§ **TASK DETAILS**
Write out all of the data without omission, exactly as shown.

§ **RECORDS FOR PROCESSING**
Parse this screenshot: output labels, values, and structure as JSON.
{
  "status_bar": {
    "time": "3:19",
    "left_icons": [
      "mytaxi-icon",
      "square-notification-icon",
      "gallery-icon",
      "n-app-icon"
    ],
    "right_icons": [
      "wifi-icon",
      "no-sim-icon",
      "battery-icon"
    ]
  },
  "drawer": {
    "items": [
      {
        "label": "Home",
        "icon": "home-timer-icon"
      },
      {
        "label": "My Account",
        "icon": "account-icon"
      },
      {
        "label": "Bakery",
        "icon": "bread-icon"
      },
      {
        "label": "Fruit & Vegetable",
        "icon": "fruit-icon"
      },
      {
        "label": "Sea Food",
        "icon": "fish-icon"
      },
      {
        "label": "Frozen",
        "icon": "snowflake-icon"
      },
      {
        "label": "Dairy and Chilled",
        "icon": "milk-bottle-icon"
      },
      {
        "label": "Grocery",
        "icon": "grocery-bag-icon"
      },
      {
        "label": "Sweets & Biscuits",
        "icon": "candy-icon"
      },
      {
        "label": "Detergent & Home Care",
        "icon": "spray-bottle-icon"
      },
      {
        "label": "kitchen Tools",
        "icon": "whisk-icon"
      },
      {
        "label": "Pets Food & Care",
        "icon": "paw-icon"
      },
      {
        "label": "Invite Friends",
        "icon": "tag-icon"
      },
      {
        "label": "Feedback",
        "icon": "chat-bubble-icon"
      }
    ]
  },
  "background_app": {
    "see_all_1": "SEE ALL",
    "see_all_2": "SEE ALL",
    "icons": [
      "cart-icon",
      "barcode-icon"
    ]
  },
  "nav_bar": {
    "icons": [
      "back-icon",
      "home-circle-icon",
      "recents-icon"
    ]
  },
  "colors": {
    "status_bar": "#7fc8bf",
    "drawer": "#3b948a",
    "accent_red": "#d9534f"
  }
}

§ **THE RESULT**
Parse this screenshot: output labels, values, and structure as JSON.
{
  "status_bar": {
    "time": "3:19",
    "left_icons": [
      "mytaxi-icon",
      "square-notification-icon",
      "gallery-icon",
      "n-app-icon"
    ],
    "right_icons": [
      "wifi-icon",
      "no-sim-icon",
      "battery-icon"
    ]
  },
  "drawer": {
    "items": [
      {
        "label": "Home",
        "icon": "home-timer-icon"
      },
      {
        "label": "My Account",
        "icon": "account-icon"
      },
      {
        "label": "Bakery",
        "icon": "bread-icon"
      },
      {
        "label": "Fruit & Vegetable",
        "icon": "fruit-icon"
      },
      {
        "label": "Sea Food",
        "icon": "fish-icon"
      },
      {
        "label": "Frozen",
        "icon": "snowflake-icon"
      },
      {
        "label": "Dairy and Chilled",
        "icon": "milk-bottle-icon"
      },
      {
        "label": "Grocery",
        "icon": "grocery-bag-icon"
      },
      {
        "label": "Sweets & Biscuits",
        "icon": "candy-icon"
      },
      {
        "label": "Detergent & Home Care",
        "icon": "spray-bottle-icon"
      },
      {
        "label": "kitchen Tools",
        "icon": "whisk-icon"
      },
      {
        "label": "Pets Food & Care",
        "icon": "paw-icon"
      },
      {
        "label": "Invite Friends",
        "icon": "tag-icon"
      },
      {
        "label": "Feedback",
        "icon": "chat-bubble-icon"
      }
    ]
  },
  "background_app": {
    "see_all_1": "SEE ALL",
    "see_all_2": "SEE ALL",
    "icons": [
      "cart-icon",
      "barcode-icon"
    ]
  },
  "nav_bar": {
    "icons": [
      "back-icon",
      "home-circle-icon",
      "recents-icon"
    ]
  },
  "colors": {
    "status_bar": "#7fc8bf",
    "drawer": "#3b948a",
    "accent_red": "#d9534f"
  }
}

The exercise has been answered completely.